#### What to work on
All of the data should be output character for character, except the pictures.

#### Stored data
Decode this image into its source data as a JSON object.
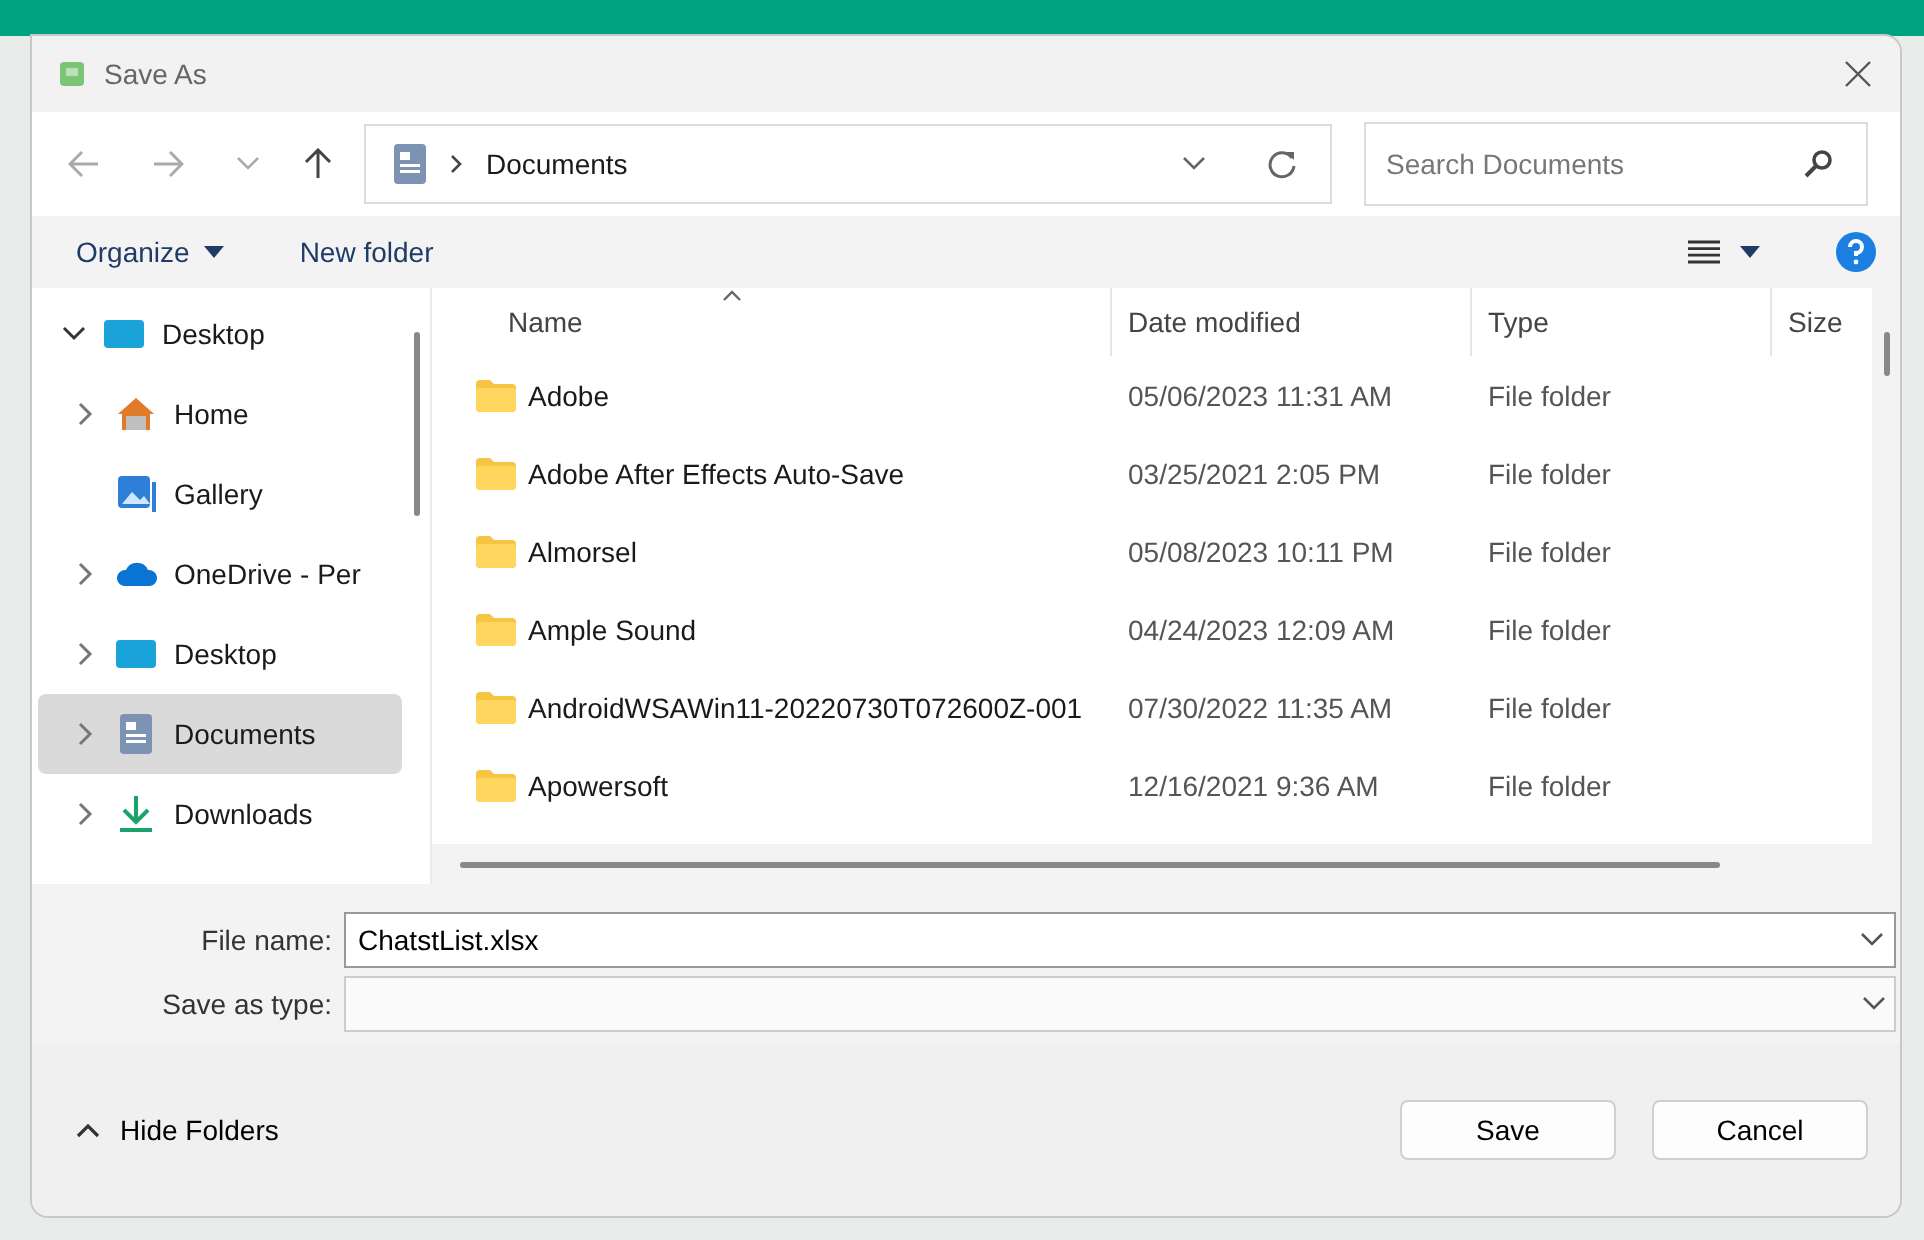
{
  "window": {
    "title": "Save As"
  },
  "address": {
    "path": "Documents"
  },
  "search": {
    "placeholder": "Search Documents"
  },
  "toolbar": {
    "organize": "Organize",
    "new_folder": "New folder"
  },
  "sidebar": {
    "items": [
      {
        "label": "Desktop",
        "kind": "desktop",
        "expandable": true,
        "expanded": true,
        "selected": false,
        "children": [
          {
            "label": "Home",
            "kind": "home",
            "expandable": true,
            "expanded": false,
            "selected": false
          },
          {
            "label": "Gallery",
            "kind": "gallery",
            "expandable": false,
            "expanded": false,
            "selected": false
          },
          {
            "label": "OneDrive - Per",
            "kind": "cloud",
            "expandable": true,
            "expanded": false,
            "selected": false
          },
          {
            "label": "Desktop",
            "kind": "desktop",
            "expandable": true,
            "expanded": false,
            "selected": false
          },
          {
            "label": "Documents",
            "kind": "documents",
            "expandable": true,
            "expanded": false,
            "selected": true
          },
          {
            "label": "Downloads",
            "kind": "downloads",
            "expandable": true,
            "expanded": false,
            "selected": false
          }
        ]
      }
    ]
  },
  "table": {
    "columns": [
      {
        "label": "Name",
        "sorted": true
      },
      {
        "label": "Date modified",
        "sorted": false
      },
      {
        "label": "Type",
        "sorted": false
      },
      {
        "label": "Size",
        "sorted": false
      }
    ],
    "rows": [
      {
        "name": "Adobe",
        "date": "05/06/2023 11:31 AM",
        "type": "File folder"
      },
      {
        "name": "Adobe After Effects Auto-Save",
        "date": "03/25/2021 2:05 PM",
        "type": "File folder"
      },
      {
        "name": "Almorsel",
        "date": "05/08/2023 10:11 PM",
        "type": "File folder"
      },
      {
        "name": "Ample Sound",
        "date": "04/24/2023 12:09 AM",
        "type": "File folder"
      },
      {
        "name": "AndroidWSAWin11-20220730T072600Z-001",
        "date": "07/30/2022 11:35 AM",
        "type": "File folder"
      },
      {
        "name": "Apowersoft",
        "date": "12/16/2021 9:36 AM",
        "type": "File folder"
      }
    ]
  },
  "form": {
    "file_name_label": "File name:",
    "file_name": "ChatstList.xlsx",
    "type_label": "Save as type:"
  },
  "footer": {
    "hide_folders": "Hide Folders",
    "buttons": [
      "Save",
      "Cancel"
    ]
  }
}
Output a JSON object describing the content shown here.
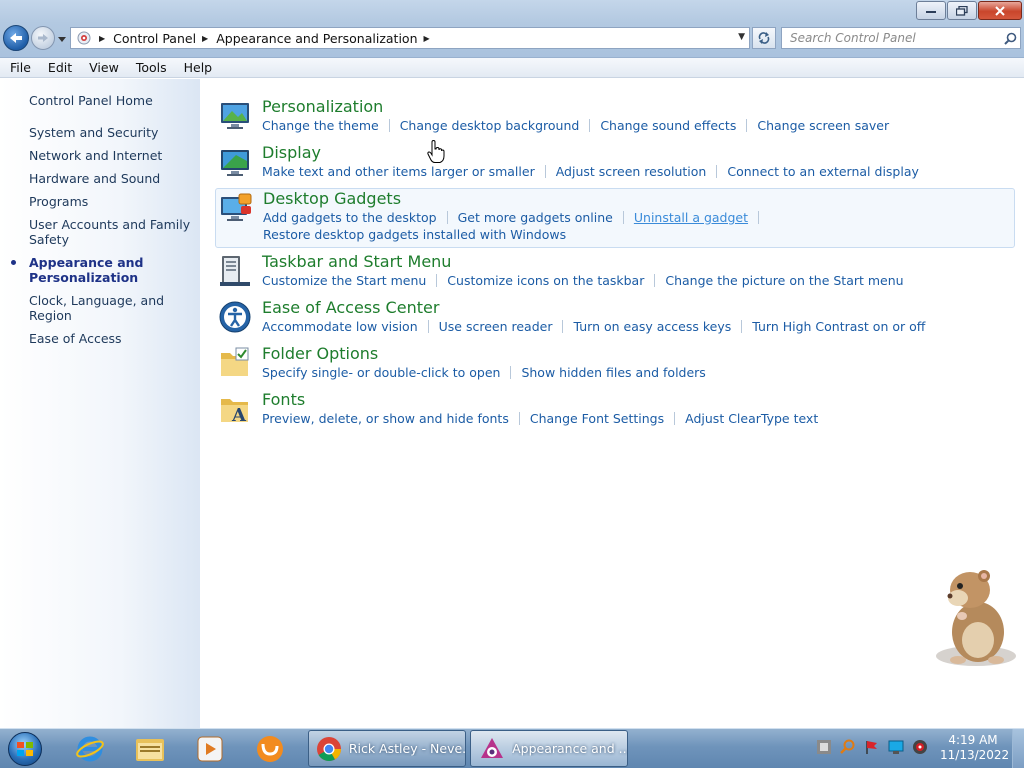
{
  "window": {
    "breadcrumb": [
      "Control Panel",
      "Appearance and Personalization"
    ],
    "search_placeholder": "Search Control Panel"
  },
  "menubar": [
    "File",
    "Edit",
    "View",
    "Tools",
    "Help"
  ],
  "leftpane": {
    "home": "Control Panel Home",
    "items": [
      {
        "label": "System and Security",
        "current": false
      },
      {
        "label": "Network and Internet",
        "current": false
      },
      {
        "label": "Hardware and Sound",
        "current": false
      },
      {
        "label": "Programs",
        "current": false
      },
      {
        "label": "User Accounts and Family Safety",
        "current": false
      },
      {
        "label": "Appearance and Personalization",
        "current": true
      },
      {
        "label": "Clock, Language, and Region",
        "current": false
      },
      {
        "label": "Ease of Access",
        "current": false
      }
    ]
  },
  "categories": [
    {
      "title": "Personalization",
      "icon": "personalization-icon",
      "lines": [
        [
          "Change the theme",
          "Change desktop background",
          "Change sound effects",
          "Change screen saver"
        ]
      ]
    },
    {
      "title": "Display",
      "icon": "display-icon",
      "lines": [
        [
          "Make text and other items larger or smaller",
          "Adjust screen resolution",
          "Connect to an external display"
        ]
      ]
    },
    {
      "title": "Desktop Gadgets",
      "icon": "desktop-gadgets-icon",
      "highlighted": true,
      "lines": [
        [
          "Add gadgets to the desktop",
          "Get more gadgets online",
          "Uninstall a gadget"
        ],
        [
          "Restore desktop gadgets installed with Windows"
        ]
      ]
    },
    {
      "title": "Taskbar and Start Menu",
      "icon": "taskbar-icon",
      "lines": [
        [
          "Customize the Start menu",
          "Customize icons on the taskbar",
          "Change the picture on the Start menu"
        ]
      ]
    },
    {
      "title": "Ease of Access Center",
      "icon": "ease-of-access-icon",
      "lines": [
        [
          "Accommodate low vision",
          "Use screen reader",
          "Turn on easy access keys",
          "Turn High Contrast on or off"
        ]
      ]
    },
    {
      "title": "Folder Options",
      "icon": "folder-options-icon",
      "lines": [
        [
          "Specify single- or double-click to open",
          "Show hidden files and folders"
        ]
      ]
    },
    {
      "title": "Fonts",
      "icon": "fonts-icon",
      "lines": [
        [
          "Preview, delete, or show and hide fonts",
          "Change Font Settings",
          "Adjust ClearType text"
        ]
      ]
    }
  ],
  "taskbar": {
    "tasks": [
      {
        "label": "Rick Astley - Neve...",
        "icon": "chrome-icon"
      },
      {
        "label": "Appearance and ...",
        "icon": "control-panel-icon"
      }
    ],
    "clock": {
      "time": "4:19 AM",
      "date": "11/13/2022"
    }
  },
  "colors": {
    "category_title": "#1e7d2d",
    "link": "#1c5ca5",
    "hover_link": "#3a8bd9"
  }
}
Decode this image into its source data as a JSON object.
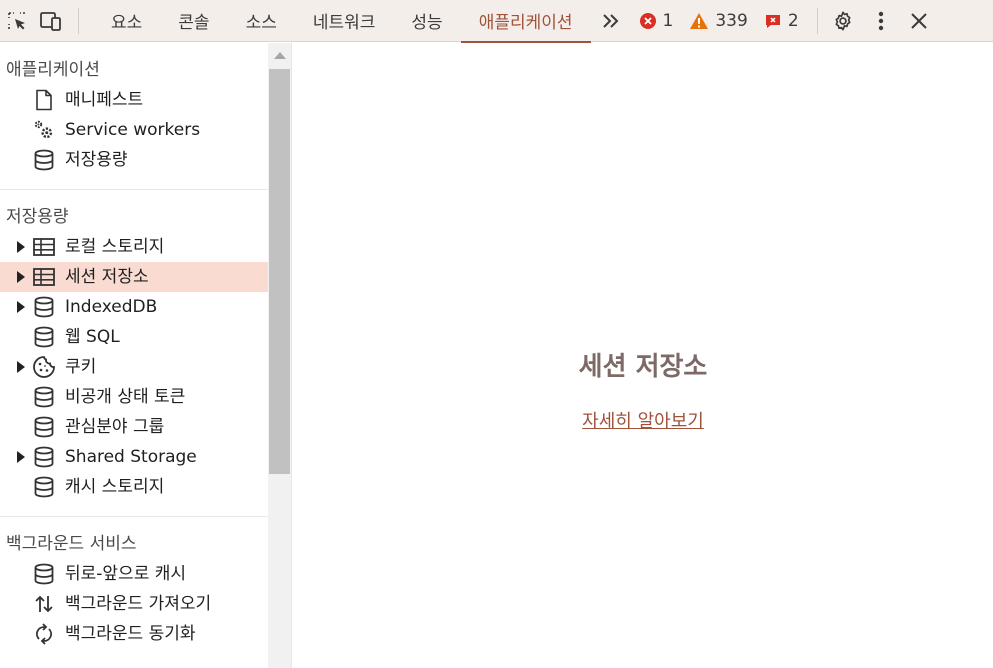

#### Correct response
Decode this image into its source data as a JSON object.
{
  "window": {
    "title": "Save As"
  },
  "address": {
    "path": "Documents"
  },
  "search": {
    "placeholder": "Search Documents"
  },
  "toolbar": {
    "organize": "Organize",
    "new_folder": "New folder"
  },
  "sidebar": {
    "items": [
      {
        "label": "Desktop",
        "kind": "desktop",
        "expandable": true,
        "expanded": true,
        "selected": false,
        "children": [
          {
            "label": "Home",
            "kind": "home",
            "expandable": true,
            "expanded": false,
            "selected": false
          },
          {
            "label": "Gallery",
            "kind": "gallery",
            "expandable": false,
            "expanded": false,
            "selected": false
          },
          {
            "label": "OneDrive - Per",
            "kind": "cloud",
            "expandable": true,
            "expanded": false,
            "selected": false
          },
          {
            "label": "Desktop",
            "kind": "desktop",
            "expandable": true,
            "expanded": false,
            "selected": false
          },
          {
            "label": "Documents",
            "kind": "documents",
            "expandable": true,
            "expanded": false,
            "selected": true
          },
          {
            "label": "Downloads",
            "kind": "downloads",
            "expandable": true,
            "expanded": false,
            "selected": false
          }
        ]
      }
    ]
  },
  "table": {
    "columns": [
      {
        "label": "Name",
        "sorted": true
      },
      {
        "label": "Date modified",
        "sorted": false
      },
      {
        "label": "Type",
        "sorted": false
      },
      {
        "label": "Size",
        "sorted": false
      }
    ],
    "rows": [
      {
        "name": "Adobe",
        "date": "05/06/2023 11:31 AM",
        "type": "File folder"
      },
      {
        "name": "Adobe After Effects Auto-Save",
        "date": "03/25/2021 2:05 PM",
        "type": "File folder"
      },
      {
        "name": "Almorsel",
        "date": "05/08/2023 10:11 PM",
        "type": "File folder"
      },
      {
        "name": "Ample Sound",
        "date": "04/24/2023 12:09 AM",
        "type": "File folder"
      },
      {
        "name": "AndroidWSAWin11-20220730T072600Z-001",
        "date": "07/30/2022 11:35 AM",
        "type": "File folder"
      },
      {
        "name": "Apowersoft",
        "date": "12/16/2021 9:36 AM",
        "type": "File folder"
      }
    ]
  },
  "form": {
    "file_name_label": "File name:",
    "file_name": "ChatstList.xlsx",
    "type_label": "Save as type:"
  },
  "footer": {
    "hide_folders": "Hide Folders",
    "buttons": [
      "Save",
      "Cancel"
    ]
  }
}
Output a JSON object describing the content shown here.
{
  "window": {
    "breadcrumb": [
      "Control Panel",
      "Appearance and Personalization"
    ],
    "search_placeholder": "Search Control Panel"
  },
  "menubar": [
    "File",
    "Edit",
    "View",
    "Tools",
    "Help"
  ],
  "leftpane": {
    "home": "Control Panel Home",
    "items": [
      {
        "label": "System and Security",
        "current": false
      },
      {
        "label": "Network and Internet",
        "current": false
      },
      {
        "label": "Hardware and Sound",
        "current": false
      },
      {
        "label": "Programs",
        "current": false
      },
      {
        "label": "User Accounts and Family Safety",
        "current": false
      },
      {
        "label": "Appearance and Personalization",
        "current": true
      },
      {
        "label": "Clock, Language, and Region",
        "current": false
      },
      {
        "label": "Ease of Access",
        "current": false
      }
    ]
  },
  "categories": [
    {
      "title": "Personalization",
      "icon": "personalization-icon",
      "lines": [
        [
          "Change the theme",
          "Change desktop background",
          "Change sound effects",
          "Change screen saver"
        ]
      ]
    },
    {
      "title": "Display",
      "icon": "display-icon",
      "lines": [
        [
          "Make text and other items larger or smaller",
          "Adjust screen resolution",
          "Connect to an external display"
        ]
      ]
    },
    {
      "title": "Desktop Gadgets",
      "icon": "desktop-gadgets-icon",
      "highlighted": true,
      "lines": [
        [
          "Add gadgets to the desktop",
          "Get more gadgets online",
          "Uninstall a gadget"
        ],
        [
          "Restore desktop gadgets installed with Windows"
        ]
      ]
    },
    {
      "title": "Taskbar and Start Menu",
      "icon": "taskbar-icon",
      "lines": [
        [
          "Customize the Start menu",
          "Customize icons on the taskbar",
          "Change the picture on the Start menu"
        ]
      ]
    },
    {
      "title": "Ease of Access Center",
      "icon": "ease-of-access-icon",
      "lines": [
        [
          "Accommodate low vision",
          "Use screen reader",
          "Turn on easy access keys",
          "Turn High Contrast on or off"
        ]
      ]
    },
    {
      "title": "Folder Options",
      "icon": "folder-options-icon",
      "lines": [
        [
          "Specify single- or double-click to open",
          "Show hidden files and folders"
        ]
      ]
    },
    {
      "title": "Fonts",
      "icon": "fonts-icon",
      "lines": [
        [
          "Preview, delete, or show and hide fonts",
          "Change Font Settings",
          "Adjust ClearType text"
        ]
      ]
    }
  ],
  "taskbar": {
    "tasks": [
      {
        "label": "Rick Astley - Neve...",
        "icon": "chrome-icon"
      },
      {
        "label": "Appearance and ...",
        "icon": "control-panel-icon"
      }
    ],
    "clock": {
      "time": "4:19 AM",
      "date": "11/13/2022"
    }
  },
  "colors": {
    "category_title": "#1e7d2d",
    "link": "#1c5ca5",
    "hover_link": "#3a8bd9"
  }
}
Decode this image into its source data as a JSON object.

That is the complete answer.